Material supplied —
-=-=-
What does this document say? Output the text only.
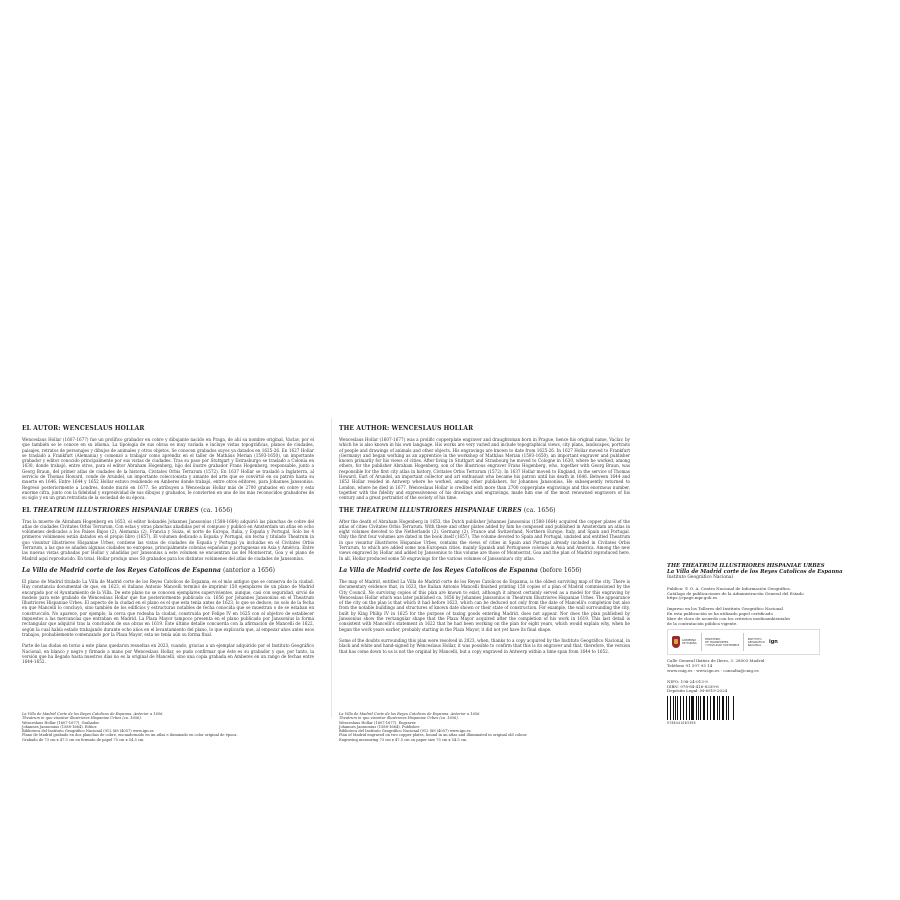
EL AUTOR: WENCESLAUS HOLLAR

Wenceslaus Hollar (1607-1677) fue un prolífico grabador en cobre y dibujante nacido en Praga, de ahí su nombre original, Vaclav, por el que también se le conoce en su idioma. La tipología de sus obras es muy variada e incluye vistas topográficas, planos de ciudades, paisajes, retratos de personajes y dibujos de animales y otros objetos. Se conocen grabados suyos ya datados en 1625-26. En 1627 Hollar se trasladó a Frankfurt (Alemania) y comenzó a trabajar como aprendiz en el taller de Mathäus Merian (1593-1650), un importante grabador y editor conocido principalmente por sus vistas de ciudades. Tras su paso por Stuttgart y Estrasburgo se trasladó a Colonia en 1630, donde trabajó, entre otros, para el editor Abraham Hogenberg, hijo del ilustre grabador Frans Hogenberg, responsable, junto a Georg Braun, del primer atlas de ciudades de la historia, Civitates Orbis Terrarum (1572). En 1637 Hollar se trasladó a Inglaterra, al servicio de Thomas Howard, conde de Arundel, un importante coleccionista y amante del arte que se convirtió en su patrón hasta su muerte en 1646. Entre 1644 y 1652 Hollar estuvo residiendo en Amberes donde trabajó, entre otros editores, para Johannes Janssonius. Regresó posteriormente a Londres, donde murió en 1677. Se atribuyen a Wenceslaus Hollar más de 2700 grabados en cobre y esta enorme cifra, junto con la fidelidad y expresividad de sus dibujos y grabados, le convierten en uno de los más reconocidos grabadores de su siglo y en un gran retratista de la sociedad de su época.

EL THEATRUM ILLUSTRIORES HISPANIAE URBES (ca. 1656)

Tras la muerte de Abraham Hogenberg en 1653, el editor holandés Johannes Janssonius (1588-1664) adquirió las planchas de cobre del atlas de ciudades Civitates Orbis Terrarum. Con estas y otras planchas añadidas por el compuso y publicó en Amsterdam un atlas en ocho volúmenes dedicados a los Países Bajos (2), Alemania (2), Francia y Suiza, el norte de Europa, Italia, y España y Portugal. Solo los 4 primeros volúmenes están datados en el propio libro (1657). El volumen dedicado a España y Portugal, sin fecha y titulado Theatrum in quo visuntur illustriores Hispaniae Urbes, contiene las vistas de ciudades de España y Portugal ya incluidas en el Civitates Orbis Terrarum, a las que se añaden algunas ciudades no europeas, principalmente colonias españolas y portuguesas en Asia y América. Entre las nuevas vistas grabadas por Hollar y añadidas por Janssonius a este volumen se encuentran las del Montserrat, Goa y el plano de Madrid aquí reproducido. En total, Hollar produjo unos 50 grabados para los distintos volúmenes del atlas de ciudades de Janssonius.

La Villa de Madrid corte de los Reyes Catolicos de Espanna (anterior a 1656)

El plano de Madrid titulado La Villa de Madrid corte de los Reyes Catolicos de Espanna, es el más antiguo que se conserva de la ciudad. Hay constancia documental de que, en 1623, el italiano Antonio Mancelli terminó de imprimir 150 ejemplares de un plano de Madrid encargado por el Ayuntamiento de la Villa. De este plano no se conocen ejemplares supervivientes, aunque, casi con seguridad, sirvió de modelo para este grabado de Wenceslaus Hollar que fue posteriormente publicado ca. 1656 por Johannes Janssonius en el Theatrum Illustriores Hispaniae Urbes. El aspecto de la ciudad en el plano es el que esta tenía antes de 1623, lo que se deduce, no solo de la fecha en que Mancelli lo concluyó, sino también de los edificios y estructuras notables de fecha conocida que se muestran o de se estaban en construcción. No aparece, por ejemplo, la cerca que rodeaba la ciudad, construida por Felipe IV en 1625 con el objetivo de establecer impuestos a las mercancías que entraban en Madrid. La Plaza Mayor tampoco presenta en el plano publicado por Janssonius la forma rectangular que adquirió tras la conclusión de sus obras en 1619. Este último detalle concuerda con la afirmación de Mancelli de 1622, según la cual había estado trabajando durante ocho años en el levantamiento del plano, lo que explicaría que, al empezar años antes esos trabajos, probablemente comenzando por la Plaza Mayor, esta no tenía aún su forma final.

Parte de las dudas en torno a este plano quedaron resueltas en 2023, cuando, gracias a un ejemplar adquirido por el Instituto Geográfico Nacional, en blanco y negro y firmado a mano por Wenceslaus Hollar, se pudo confirmar que éste es su grabador y que, por tanto, la versión que ha llegado hasta nuestros días no es la original de Mancelli, sino una copia grabada en Amberes en un rango de fechas entre 1644-1652.

THE AUTHOR: WENCESLAUS HOLLAR

Wenceslaus Hollar (1607-1677) was a prolific copperplate engraver and draughtsman born in Prague, hence his original name, Vaclav, by which he is also known in his own language. His works are very varied and include topographical views, city plans, landscapes, portraits of people and drawings of animals and other objects. His engravings are known to date from 1625-26. In 1627 Hollar moved to Frankfurt (Germany) and began working as an apprentice in the workshop of Mathäus Merian (1593-1650), an important engraver and publisher known primarily for his views of cities. After living in Stuttgart and Strasbourg he moved to Cologne in 1630, where he worked, among others, for the publisher Abraham Hogenberg, son of the illustrious engraver Frans Hogenberg, who, together with Georg Braun, was responsible for the first city atlas in history, Civitates Orbis Terrarum (1572). In 1637 Hollar moved to England, in the service of Thomas Howard, Earl of Arundel, an important collector and art enthusiast who became his patron until his death in 1646. Between 1644 and 1652 Hollar resided in Antwerp where he worked, among other publishers, for Johannes Janssonius. He subsequently returned to London, where he died in 1677. Wenceslaus Hollar is credited with more than 2700 copperplate engravings and this enormous number, together with the fidelity and expressiveness of his drawings and engravings, made him one of the most renowned engravers of his century and a great portraitist of the society of his time.

THE THEATRUM ILLUSTRIORES HISPANIAE URBES (ca. 1656)

After the death of Abraham Hogenberg in 1653, the Dutch publisher Johannes Janssonius (1588-1664) acquired the copper plates of the atlas of cities Civitates Orbis Terrarum. With these and other plates added by him he composed and published in Amsterdam an atlas in eight volumes devoted to the Netherlands (2), Germany (2), France and Switzerland, Northern Europe, Italy, and Spain and Portugal. Only the first four volumes are dated in the book itself (1657). The volume devoted to Spain and Portugal, undated and entitled Theatrum in quo visuntur illustriores Hispaniae Urbes, contains the views of cities in Spain and Portugal already included in Civitates Orbis Terrarum, to which are added some non-European cities, mainly Spanish and Portuguese colonies in Asia and America. Among the new views engraved by Hollar and added by Janssonius to this volume are those of Montserrat, Goa and the plan of Madrid reproduced here. In all, Hollar produced some 50 engravings for the various volumes of Janssonius's city atlas.

La Villa de Madrid corte de los Reyes Catolicos de Espanna (before 1656)

The map of Madrid, entitled La Villa de Madrid corte de los Reyes Catolicos de Espanna, is the oldest surviving map of the city. There is documentary evidence that, in 1623, the Italian Antonio Mancelli finished printing 150 copies of a plan of Madrid commissioned by the City Council. No surviving copies of this plan are known to exist, although it almost certainly served as a model for this engraving by Wenceslaus Hollar which was later published ca. 1656 by Johannes Janssonius in Theatrum Illustriores Hispaniae Urbes. The appearance of the city on the plan is that which it had before 1623, which can be deduced not only from the date of Mancelli's completion but also from the notable buildings and structures of known date shown or their state of construction. For example, the wall surrounding the city, built by King Philip IV in 1625 for the purpose of taxing goods entering Madrid, does not appear. Nor does the plan published by Janssonius show the rectangular shape that the Plaza Mayor acquired after the completion of his work in 1619. This last detail is consistent with Mancelli's statement in 1622 that he had been working on the plan for eight years, which would explain why, when he began the work years earlier, probably starting in the Plaza Mayor, it did not yet have its final shape.

Some of the doubts surrounding this plan were resolved in 2023, when, thanks to a copy acquired by the Instituto Geográfico Nacional, in black and white and hand-signed by Wenceslaus Hollar, it was possible to confirm that this is its engraver and that, therefore, the version that has come down to us is not the original by Mancelli, but a copy engraved in Antwerp within a time span from 1644 to 1652.

La Villa de Madrid Corte de los Reyes Catolicos de Espanna. Anterior a 1656.
Theatrum in quo visuntur illustriores Hispaniae Urbes (ca. 1656).
Wenceslaus Hollar (1607-1677). Grabador.
Johannes Janssonius (1588-1664). Editor.
Biblioteca del Instituto Geográfico Nacional (912 (88 (4057) www.ign.es
Plano de Madrid grabado en dos planchas de cobre, encuadernado en un atlas e iluminado en color original de época.
Grabado de 73 cm x 47.5 cm en formato de papel 75 cm x 54.5 cm.
La Villa de Madrid Corte de los Reyes Catolicos de Espanna. Anterior a 1656.
Theatrum in quo visuntur illustriores Hispaniae Urbes (ca. 1656).
Wenceslaus Hollar (1607-1677). Engraver.
Johannes Janssonius (1588-1664). Publisher.
Biblioteca del Instituto Geográfico Nacional (912 (88 (4057) www.ign.es
Plan of Madrid engraved on two copper plates, bound in an atlas and illuminated in original old colour.
Engraving measuring 73 cm x 47.5 cm on paper size 75 cm x 54.5 cm.
THE THEATRUM ILLUSTRIORES HISPANIAE URBES
La Villa de Madrid corte de los Reyes Catolicos de Espanna
Instituto Geográfico Nacional
Publica: © O. A. Centro Nacional de Información Geográfica.
Catálogo de publicaciones de la Administración General del Estado
https://cpage.mpr.gob.es
Impreso en los Talleres del Instituto Geográfico Nacional
En esta publicación se ha utilizado papel certificado
libre de cloro de acuerdo con los criterios medioambientales
de la contratación pública vigente.
GOBIERNO
DE ESPAÑA
MINISTERIO
DE TRANSPORTES
Y MOVILIDAD SOSTENIBLE
INSTITUTO
GEOGRÁFICO
NACIONAL
ign
Calle General Ibáñez de Ibero, 3. 28003 Madrid
Teléfono 91 597 95 14
www.cnig.es · www.ign.es · consulta@cnig.es
NIPO: 198-24-013-9
ISBN: 978-84-416-8339-6
Depósito Legal: M-6919-2024
9788441683396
-=-=-
Request — Across the material above, count every line holding "plates" and write down only the number.

Answer for the task — 2